[Entries supplied]
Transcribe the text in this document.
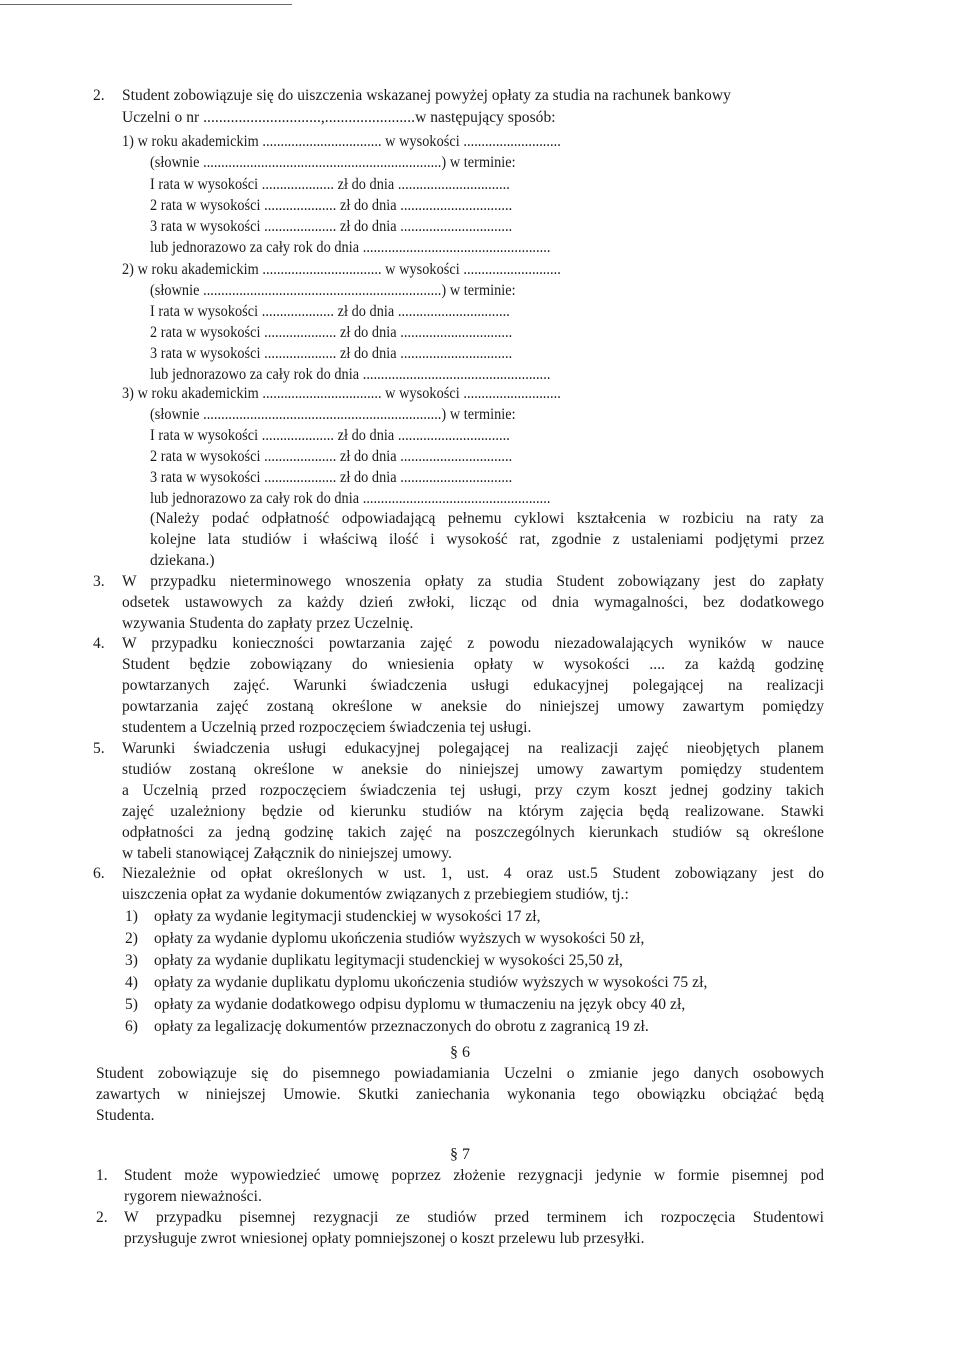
2. Student zobowiązuje się do uiszczenia wskazanej powyżej opłaty za studia na rachunek bankowy
Uczelni o nr ..............................,.......................w następujący sposób:
1) w roku akademickim ................................. w wysokości ...........................
(słownie ..................................................................) w terminie:
I rata w wysokości .................... zł do dnia ...............................
2 rata w wysokości .................... zł do dnia ...............................
3 rata w wysokości .................... zł do dnia ...............................
lub jednorazowo za cały rok do dnia ....................................................
2) w roku akademickim ................................. w wysokości ...........................
(słownie ..................................................................) w terminie:
I rata w wysokości .................... zł do dnia ...............................
2 rata w wysokości .................... zł do dnia ...............................
3 rata w wysokości .................... zł do dnia ...............................
lub jednorazowo za cały rok do dnia ....................................................
3) w roku akademickim ................................. w wysokości ...........................
(słownie ..................................................................) w terminie:
I rata w wysokości .................... zł do dnia ...............................
2 rata w wysokości .................... zł do dnia ...............................
3 rata w wysokości .................... zł do dnia ...............................
lub jednorazowo za cały rok do dnia ....................................................
(Należy podać odpłatność odpowiadającą pełnemu cyklowi kształcenia w rozbiciu na raty za
kolejne lata studiów i właściwą ilość i wysokość rat, zgodnie z ustaleniami podjętymi przez
dziekana.)
3. W przypadku nieterminowego wnoszenia opłaty za studia Student zobowiązany jest do zapłaty
odsetek ustawowych za każdy dzień zwłoki, licząc od dnia wymagalności, bez dodatkowego
wzywania Studenta do zapłaty przez Uczelnię.
4. W przypadku konieczności powtarzania zajęć z powodu niezadowalających wyników w nauce
Student będzie zobowiązany do wniesienia opłaty w wysokości .... za każdą godzinę
powtarzanych zajęć. Warunki świadczenia usługi edukacyjnej polegającej na realizacji
powtarzania zajęć zostaną określone w aneksie do niniejszej umowy zawartym pomiędzy
studentem a Uczelnią przed rozpoczęciem świadczenia tej usługi.
5. Warunki świadczenia usługi edukacyjnej polegającej na realizacji zajęć nieobjętych planem
studiów zostaną określone w aneksie do niniejszej umowy zawartym pomiędzy studentem
a Uczelnią przed rozpoczęciem świadczenia tej usługi, przy czym koszt jednej godziny takich
zajęć uzależniony będzie od kierunku studiów na którym zajęcia będą realizowane. Stawki
odpłatności za jedną godzinę takich zajęć na poszczególnych kierunkach studiów są określone
w tabeli stanowiącej Załącznik do niniejszej umowy.
6. Niezależnie od opłat określonych w ust. 1, ust. 4 oraz ust.5 Student zobowiązany jest do
uiszczenia opłat za wydanie dokumentów związanych z przebiegiem studiów, tj.:
1) opłaty za wydanie legitymacji studenckiej w wysokości 17 zł,
2) opłaty za wydanie dyplomu ukończenia studiów wyższych w wysokości 50 zł,
3) opłaty za wydanie duplikatu legitymacji studenckiej w wysokości 25,50 zł,
4) opłaty za wydanie duplikatu dyplomu ukończenia studiów wyższych w wysokości 75 zł,
5) opłaty za wydanie dodatkowego odpisu dyplomu w tłumaczeniu na język obcy 40 zł,
6) opłaty za legalizację dokumentów przeznaczonych do obrotu z zagranicą 19 zł.
§ 6
Student zobowiązuje się do pisemnego powiadamiania Uczelni o zmianie jego danych osobowych
zawartych w niniejszej Umowie. Skutki zaniechania wykonania tego obowiązku obciążać będą
Studenta.
§ 7
1. Student może wypowiedzieć umowę poprzez złożenie rezygnacji jedynie w formie pisemnej pod
rygorem nieważności.
2. W przypadku pisemnej rezygnacji ze studiów przed terminem ich rozpoczęcia Studentowi
przysługuje zwrot wniesionej opłaty pomniejszonej o koszt przelewu lub przesyłki.
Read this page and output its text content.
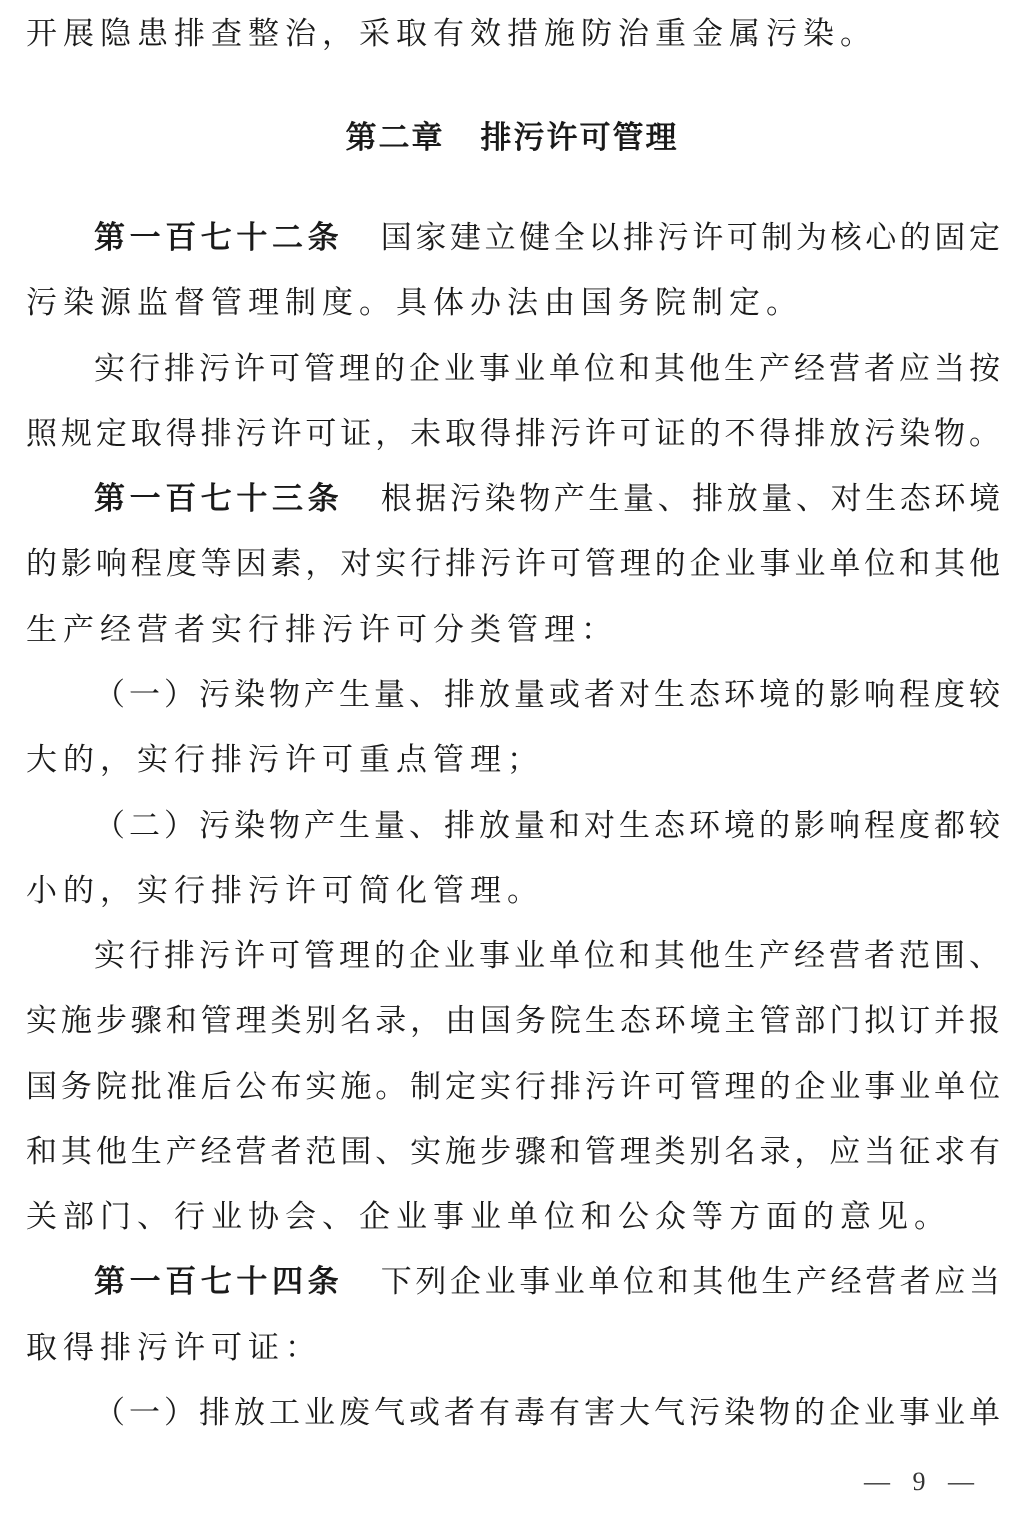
开展隐患排查整治，采取有效措施防治重金属污染。
第二章 排污许可管理
第一百七十二条 国家建立健全以排污许可制为核心的固定
污染源监督管理制度。具体办法由国务院制定。
实行排污许可管理的企业事业单位和其他生产经营者应当按
照规定取得排污许可证，未取得排污许可证的不得排放污染物。
第一百七十三条 根据污染物产生量、排放量、对生态环境
的影响程度等因素，对实行排污许可管理的企业事业单位和其他
生产经营者实行排污许可分类管理：
（一）污染物产生量、排放量或者对生态环境的影响程度较
大的，实行排污许可重点管理；
（二）污染物产生量、排放量和对生态环境的影响程度都较
小的，实行排污许可简化管理。
实行排污许可管理的企业事业单位和其他生产经营者范围、
实施步骤和管理类别名录，由国务院生态环境主管部门拟订并报
国务院批准后公布实施。制定实行排污许可管理的企业事业单位
和其他生产经营者范围、实施步骤和管理类别名录，应当征求有
关部门、行业协会、企业事业单位和公众等方面的意见。
第一百七十四条 下列企业事业单位和其他生产经营者应当
取得排污许可证：
（一）排放工业废气或者有毒有害大气污染物的企业事业单
— 9 —
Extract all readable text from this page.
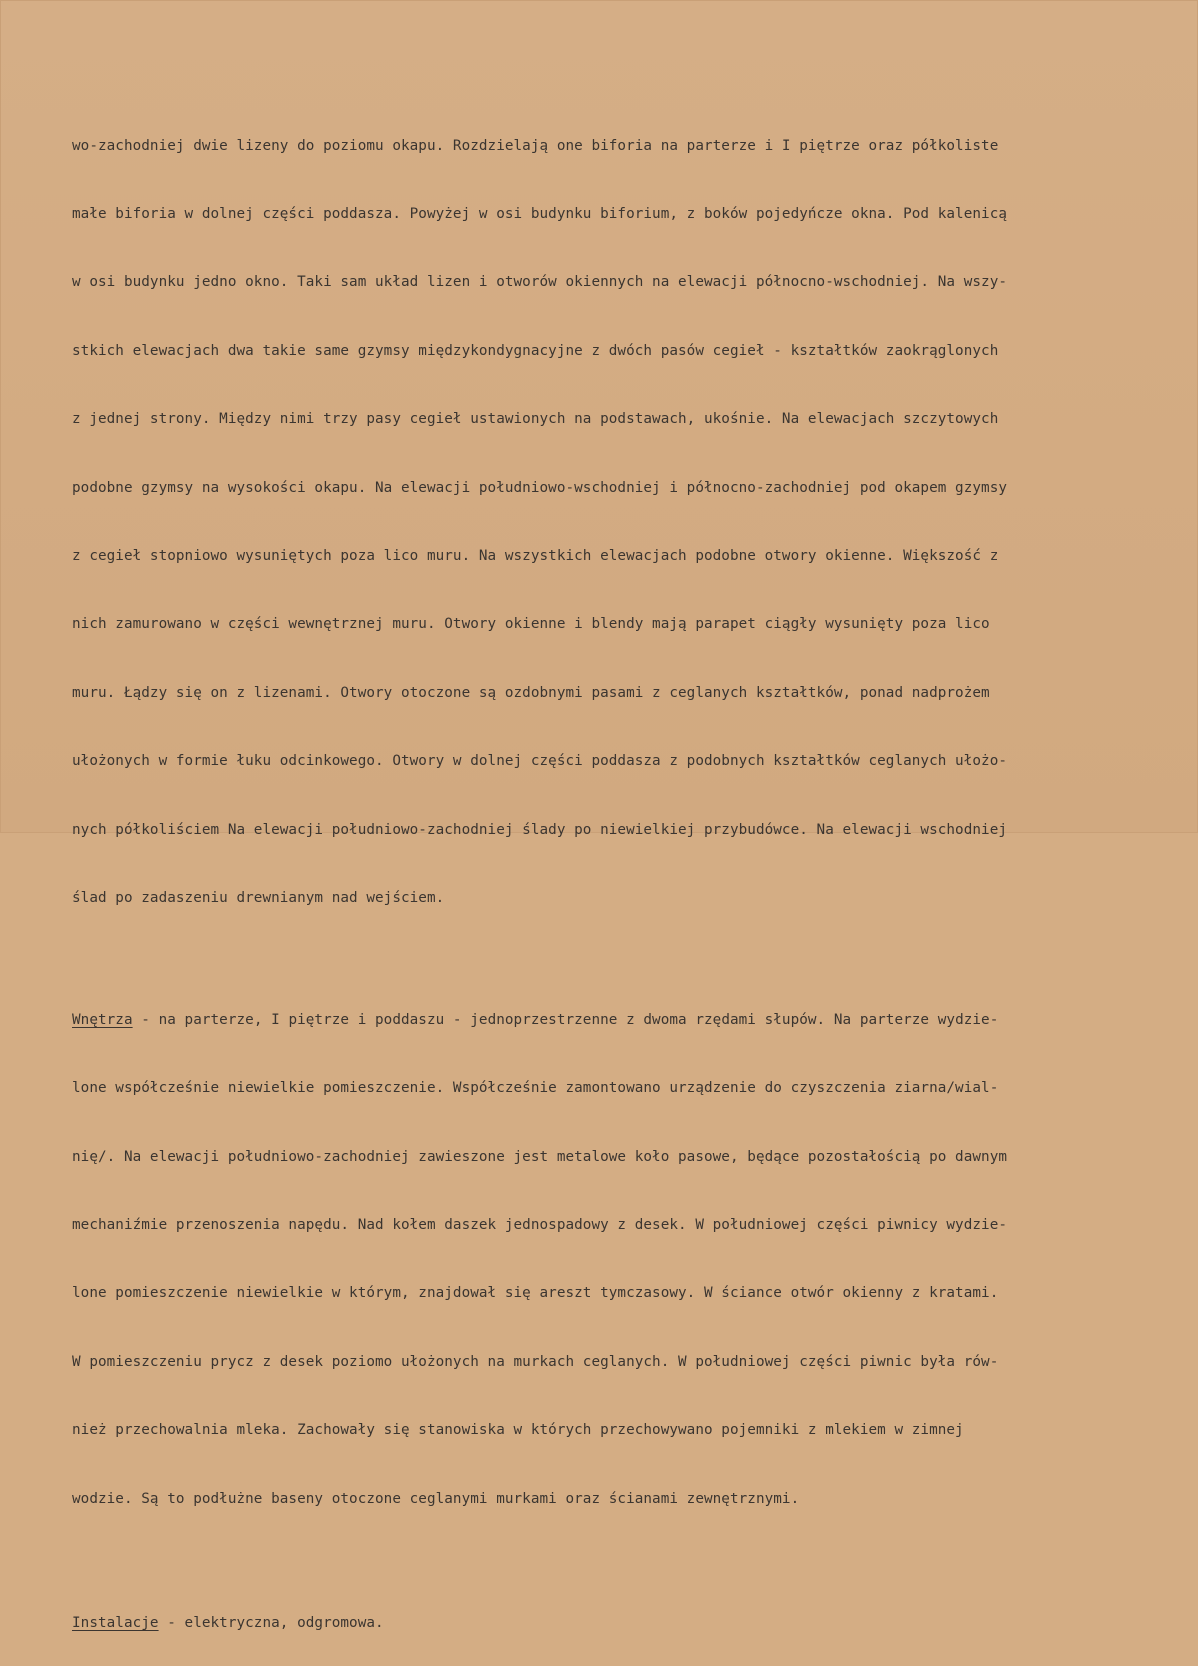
wo-zachodniej dwie lizeny do poziomu okapu. Rozdzielają one biforia na parterze i I piętrze oraz półkoliste

małe biforia w dolnej części poddasza. Powyżej w osi budynku biforium, z boków pojedyńcze okna. Pod kalenicą

w osi budynku jedno okno. Taki sam układ lizen i otworów okiennych na elewacji północno-wschodniej. Na wszy-

stkich elewacjach dwa takie same gzymsy międzykondygnacyjne z dwóch pasów cegieł - kształtków zaokrąglonych

z jednej strony. Między nimi trzy pasy cegieł ustawionych na podstawach, ukośnie. Na elewacjach szczytowych

podobne gzymsy na wysokości okapu. Na elewacji południowo-wschodniej i północno-zachodniej pod okapem gzymsy

z cegieł stopniowo wysuniętych poza lico muru. Na wszystkich elewacjach podobne otwory okienne. Większość z

nich zamurowano w części wewnętrznej muru. Otwory okienne i blendy mają parapet ciągły wysunięty poza lico

muru. Łądzy się on z lizenami. Otwory otoczone są ozdobnymi pasami z ceglanych kształtków, ponad nadprożem

ułożonych w formie łuku odcinkowego. Otwory w dolnej części poddasza z podobnych kształtków ceglanych ułożo-

nych półkoliściem Na elewacji południowo-zachodniej ślady po niewielkiej przybudówce. Na elewacji wschodniej

ślad po zadaszeniu drewnianym nad wejściem.

Wnętrza - na parterze, I piętrze i poddaszu - jednoprzestrzenne z dwoma rzędami słupów. Na parterze wydzie-

lone współcześnie niewielkie pomieszczenie. Współcześnie zamontowano urządzenie do czyszczenia ziarna/wial-

nię/. Na elewacji południowo-zachodniej zawieszone jest metalowe koło pasowe, będące pozostałością po dawnym

mechaniźmie przenoszenia napędu. Nad kołem daszek jednospadowy z desek. W południowej części piwnicy wydzie-

lone pomieszczenie niewielkie w którym, znajdował się areszt tymczasowy. W ściance otwór okienny z kratami.

W pomieszczeniu prycz z desek poziomo ułożonych na murkach ceglanych. W południowej części piwnic była rów-

nież przechowalnia mleka. Zachowały się stanowiska w których przechowywano pojemniki z mlekiem w zimnej

wodzie. Są to podłużne baseny otoczone ceglanymi murkami oraz ścianami zewnętrznymi.

Instalacje - elektryczna, odgromowa.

[Task goal]
Only lines that contain the word "zapłaty" are wanted; copy each of them.

[Correct answer]
3. W przypadku nieterminowego wnoszenia opłaty za studia Student zobowiązany jest do zapłaty
wzywania Studenta do zapłaty przez Uczelnię.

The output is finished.